Search the records that follow and extract every line containing the string "consuls".

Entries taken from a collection
**********
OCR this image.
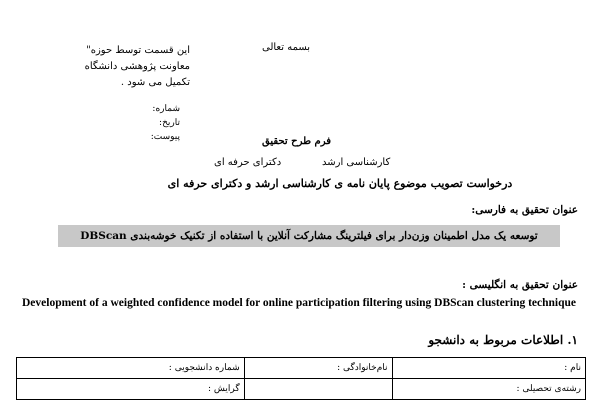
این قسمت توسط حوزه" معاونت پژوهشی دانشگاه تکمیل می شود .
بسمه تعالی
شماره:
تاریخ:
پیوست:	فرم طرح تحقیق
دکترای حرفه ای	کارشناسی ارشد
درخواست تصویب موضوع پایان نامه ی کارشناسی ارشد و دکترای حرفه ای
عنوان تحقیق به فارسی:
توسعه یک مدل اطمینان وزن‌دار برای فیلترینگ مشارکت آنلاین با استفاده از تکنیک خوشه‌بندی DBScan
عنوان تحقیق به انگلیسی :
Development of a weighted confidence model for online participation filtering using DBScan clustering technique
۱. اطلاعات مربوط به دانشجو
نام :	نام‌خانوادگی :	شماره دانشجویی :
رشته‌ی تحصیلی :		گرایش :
**********
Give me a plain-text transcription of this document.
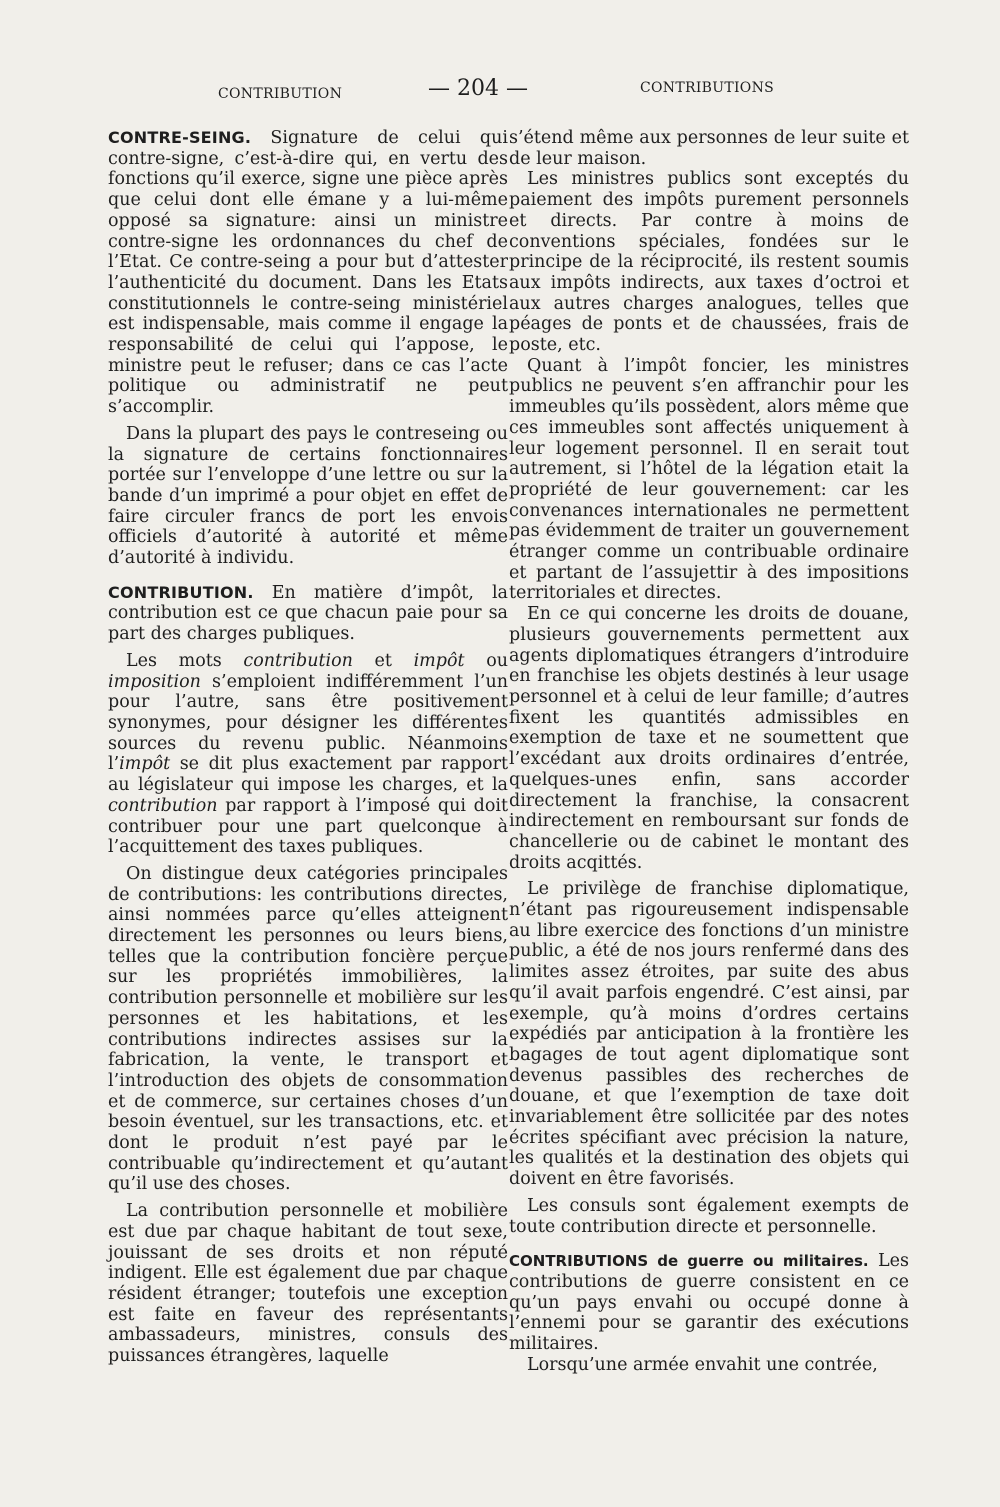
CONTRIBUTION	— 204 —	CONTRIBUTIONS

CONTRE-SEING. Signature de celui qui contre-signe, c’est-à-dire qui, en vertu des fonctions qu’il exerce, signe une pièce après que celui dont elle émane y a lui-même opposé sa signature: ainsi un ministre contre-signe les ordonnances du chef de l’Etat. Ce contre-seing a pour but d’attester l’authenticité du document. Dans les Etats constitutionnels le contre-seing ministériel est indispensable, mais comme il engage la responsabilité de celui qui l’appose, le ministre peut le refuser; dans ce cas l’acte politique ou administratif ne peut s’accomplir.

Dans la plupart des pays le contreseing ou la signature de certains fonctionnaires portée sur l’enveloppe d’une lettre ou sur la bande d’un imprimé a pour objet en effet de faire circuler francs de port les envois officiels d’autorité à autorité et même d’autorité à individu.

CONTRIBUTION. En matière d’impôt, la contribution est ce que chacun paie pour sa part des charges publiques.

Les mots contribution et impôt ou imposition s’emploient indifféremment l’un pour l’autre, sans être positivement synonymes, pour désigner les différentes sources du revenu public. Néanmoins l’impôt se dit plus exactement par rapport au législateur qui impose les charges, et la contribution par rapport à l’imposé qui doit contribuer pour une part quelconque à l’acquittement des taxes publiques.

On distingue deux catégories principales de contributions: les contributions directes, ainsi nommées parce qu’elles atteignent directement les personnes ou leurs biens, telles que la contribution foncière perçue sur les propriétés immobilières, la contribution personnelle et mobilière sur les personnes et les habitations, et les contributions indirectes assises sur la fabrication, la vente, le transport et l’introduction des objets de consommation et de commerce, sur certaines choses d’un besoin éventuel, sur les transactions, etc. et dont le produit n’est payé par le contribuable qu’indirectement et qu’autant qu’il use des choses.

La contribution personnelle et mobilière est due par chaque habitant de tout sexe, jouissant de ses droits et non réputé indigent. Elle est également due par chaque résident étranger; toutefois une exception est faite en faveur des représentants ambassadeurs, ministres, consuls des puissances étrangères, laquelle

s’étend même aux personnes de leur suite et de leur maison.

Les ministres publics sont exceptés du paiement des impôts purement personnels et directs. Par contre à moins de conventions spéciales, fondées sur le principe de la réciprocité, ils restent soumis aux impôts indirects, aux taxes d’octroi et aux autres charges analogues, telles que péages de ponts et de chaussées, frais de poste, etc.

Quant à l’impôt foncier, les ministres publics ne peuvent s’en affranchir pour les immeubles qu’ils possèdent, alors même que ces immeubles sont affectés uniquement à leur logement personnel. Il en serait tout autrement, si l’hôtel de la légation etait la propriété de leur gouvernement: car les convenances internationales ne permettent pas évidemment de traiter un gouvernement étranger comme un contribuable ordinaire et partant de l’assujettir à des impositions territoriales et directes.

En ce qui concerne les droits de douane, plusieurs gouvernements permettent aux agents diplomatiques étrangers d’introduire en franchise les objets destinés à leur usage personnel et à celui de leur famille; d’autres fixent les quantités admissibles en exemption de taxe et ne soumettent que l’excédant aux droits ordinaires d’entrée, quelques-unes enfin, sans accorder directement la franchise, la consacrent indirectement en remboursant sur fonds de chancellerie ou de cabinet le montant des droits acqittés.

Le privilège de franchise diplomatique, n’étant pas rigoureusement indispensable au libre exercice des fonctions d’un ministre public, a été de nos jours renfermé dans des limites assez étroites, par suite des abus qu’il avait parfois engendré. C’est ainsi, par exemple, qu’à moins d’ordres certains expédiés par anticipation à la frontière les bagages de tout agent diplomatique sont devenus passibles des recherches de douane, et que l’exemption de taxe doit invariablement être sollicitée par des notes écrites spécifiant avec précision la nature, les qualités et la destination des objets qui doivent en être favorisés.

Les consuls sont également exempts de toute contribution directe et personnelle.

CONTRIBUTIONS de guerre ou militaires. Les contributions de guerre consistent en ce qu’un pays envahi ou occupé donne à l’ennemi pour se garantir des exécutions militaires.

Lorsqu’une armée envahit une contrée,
**********
## EXERCISE SOLUTION
La contribution personnelle et mobilière est due par chaque habitant de tout sexe, jouissant de ses droits et non réputé indigent. Elle est également due par chaque résident étranger; toutefois une exception est faite en faveur des représentants ambassadeurs, ministres, consuls des puissances étrangères, laquelle
Les consuls sont également exempts de toute contribution directe et personnelle.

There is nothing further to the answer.